* Begin Given entries *

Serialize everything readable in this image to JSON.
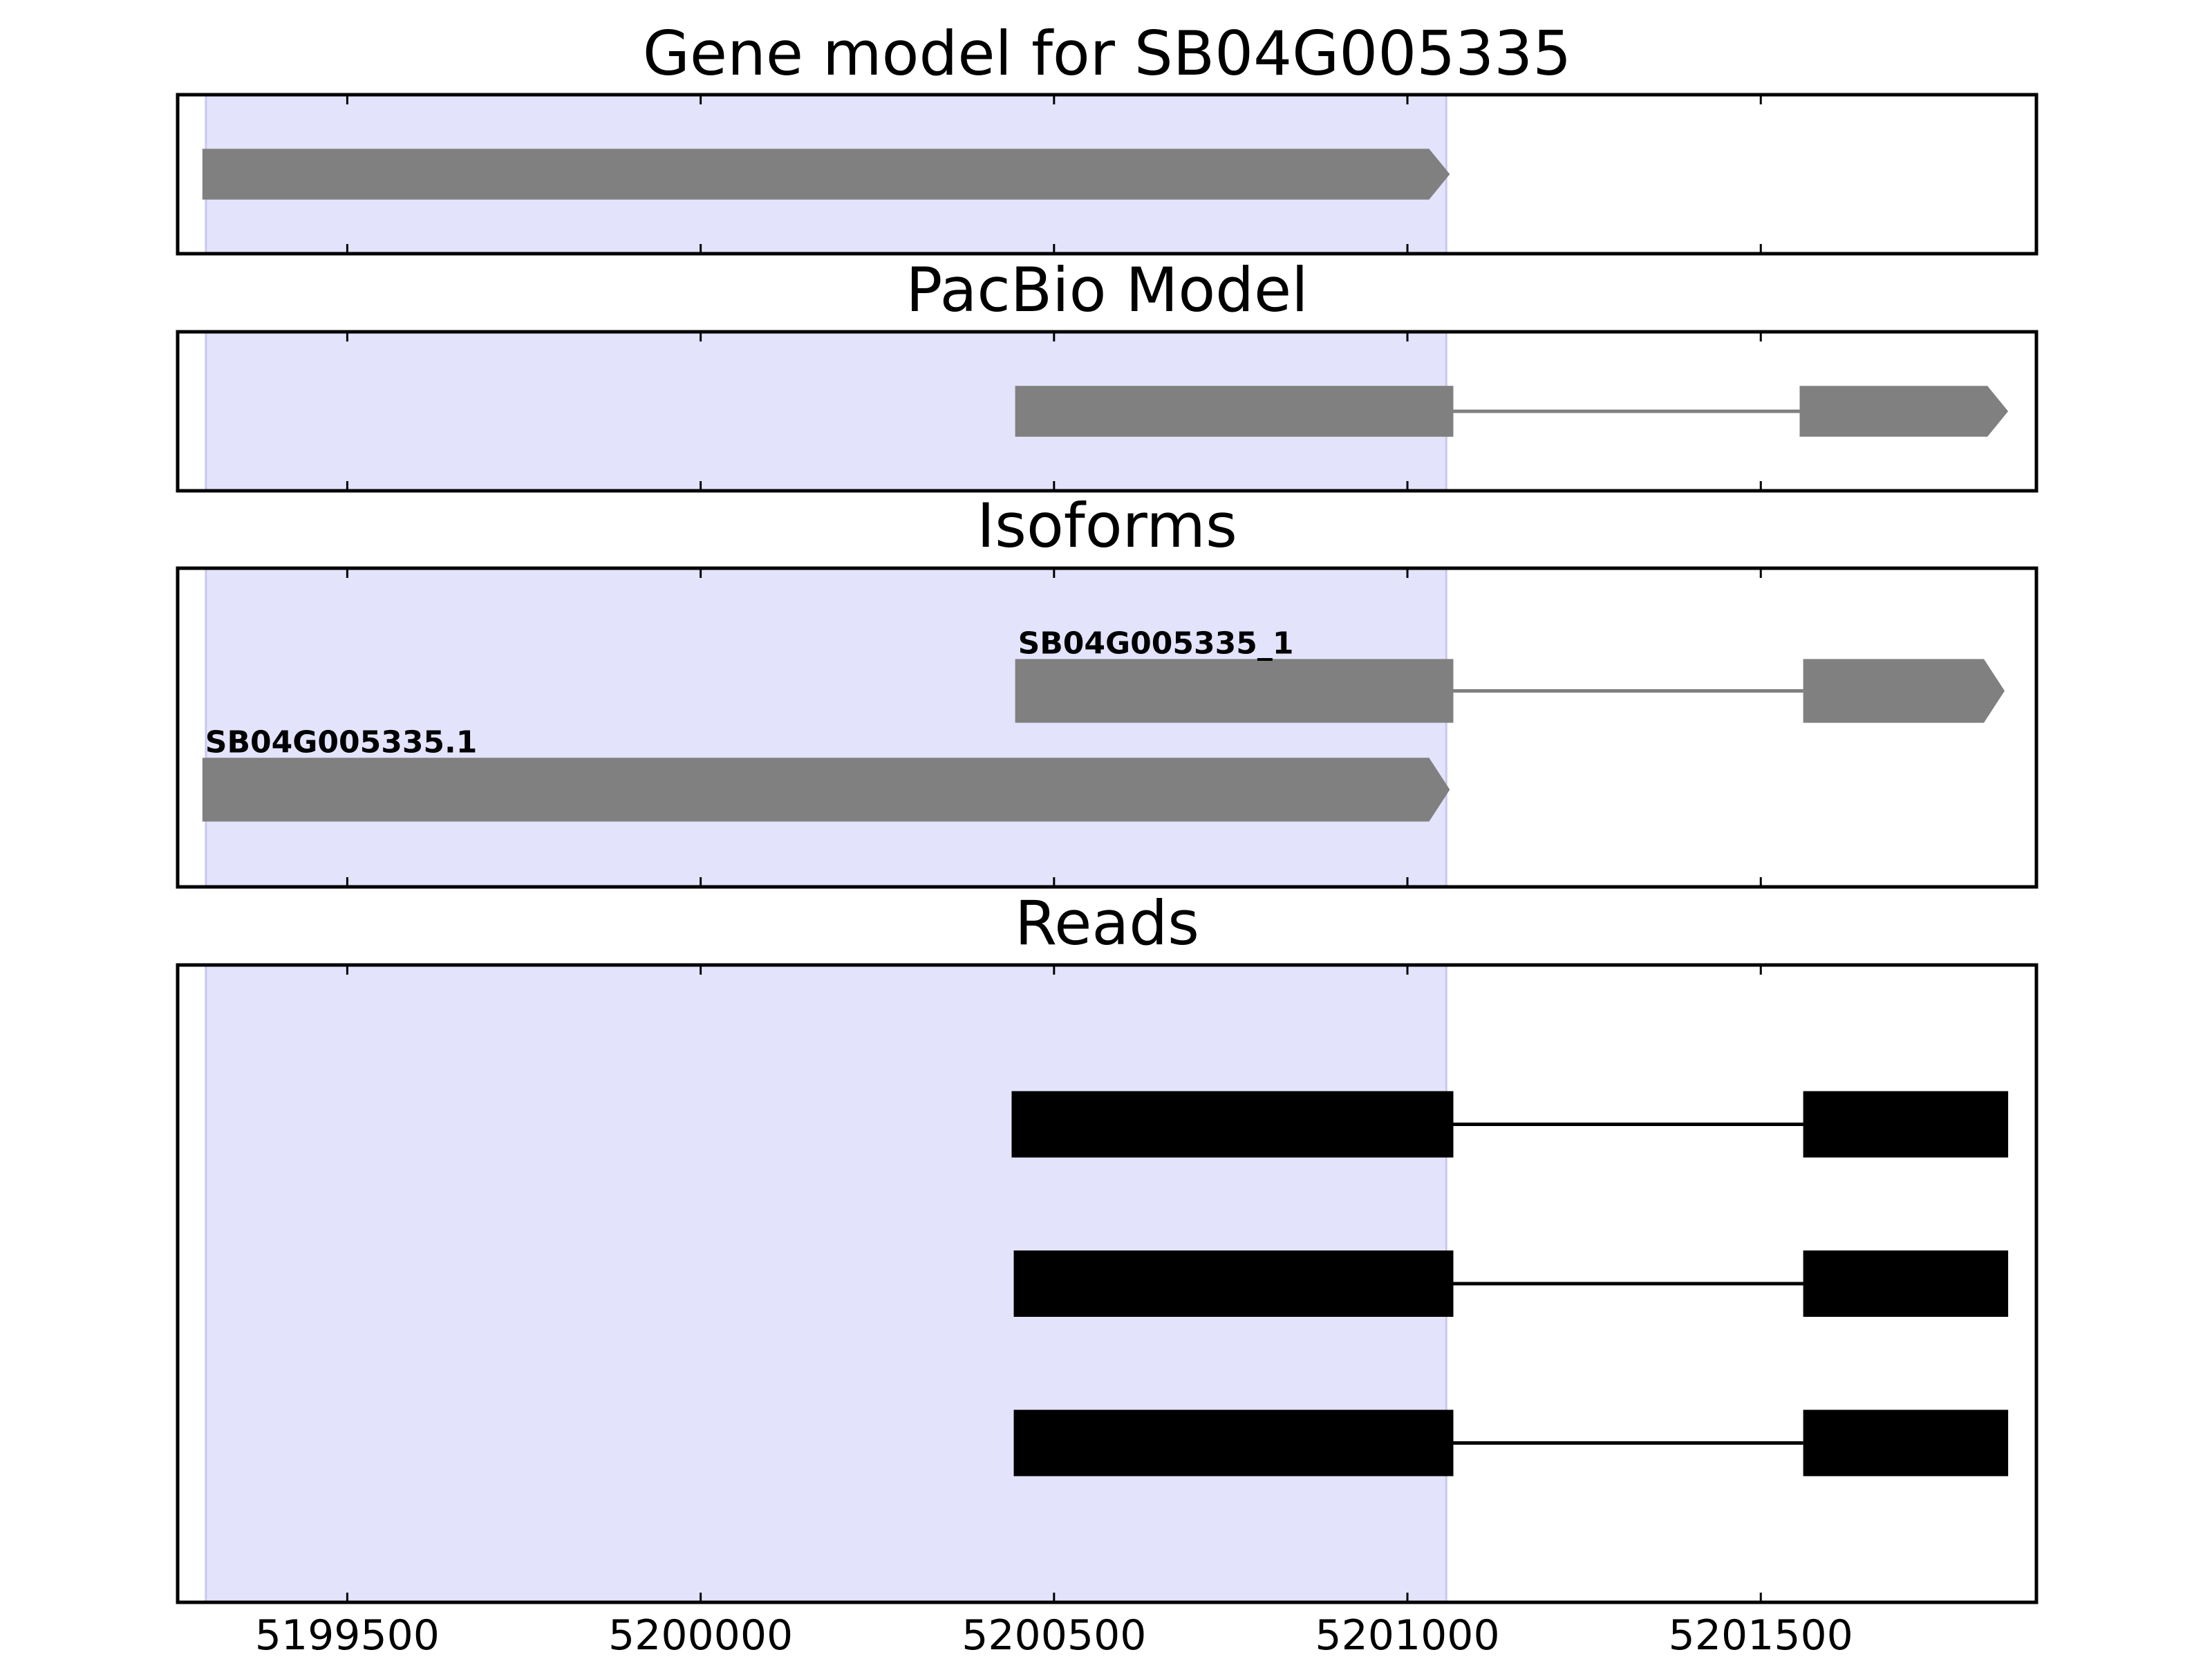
{
  "chart_data": {
    "type": "gene-track",
    "xlim": [
      5199260,
      5201890
    ],
    "x_ticks": [
      5199500,
      5200000,
      5200500,
      5201000,
      5201500
    ],
    "x_tick_labels": [
      "5199500",
      "5200000",
      "5200500",
      "5201000",
      "5201500"
    ],
    "highlight_region": {
      "start": 5199300,
      "end": 5201055,
      "color": "#e3e3fc"
    },
    "feature_color": "#808080",
    "read_color": "#000000",
    "panels": [
      {
        "id": "gene-model",
        "title": "Gene model for SB04G005335",
        "ylim": [
          0,
          1
        ],
        "tracks": [
          {
            "label": "",
            "y": 0.5,
            "height": 0.32,
            "strand": "+",
            "exons": [
              [
                5199295,
                5201060
              ]
            ]
          }
        ]
      },
      {
        "id": "pacbio-model",
        "title": "PacBio Model",
        "ylim": [
          0,
          1
        ],
        "tracks": [
          {
            "label": "",
            "y": 0.5,
            "height": 0.32,
            "strand": "+",
            "exons": [
              [
                5200445,
                5201065
              ],
              [
                5201555,
                5201850
              ]
            ]
          }
        ]
      },
      {
        "id": "isoforms",
        "title": "Isoforms",
        "ylim": [
          0,
          1
        ],
        "tracks": [
          {
            "label": "SB04G005335_1",
            "y": 0.615,
            "height": 0.2,
            "strand": "+",
            "exons": [
              [
                5200445,
                5201065
              ],
              [
                5201560,
                5201845
              ]
            ]
          },
          {
            "label": "SB04G005335.1",
            "y": 0.305,
            "height": 0.2,
            "strand": "+",
            "exons": [
              [
                5199295,
                5201060
              ]
            ]
          }
        ]
      },
      {
        "id": "reads",
        "title": "Reads",
        "ylim": [
          0,
          4
        ],
        "reads": [
          {
            "y": 3.0,
            "exons": [
              [
                5200440,
                5201065
              ],
              [
                5201560,
                5201850
              ]
            ]
          },
          {
            "y": 2.0,
            "exons": [
              [
                5200443,
                5201065
              ],
              [
                5201560,
                5201850
              ]
            ]
          },
          {
            "y": 1.0,
            "exons": [
              [
                5200443,
                5201065
              ],
              [
                5201560,
                5201850
              ]
            ]
          }
        ]
      }
    ]
  }
}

* End Given entries *

▶ _Written task_
Looking at the data above, how many lines hold the word "title"? Respond with the number alone.

▶ _Exercise answer_
4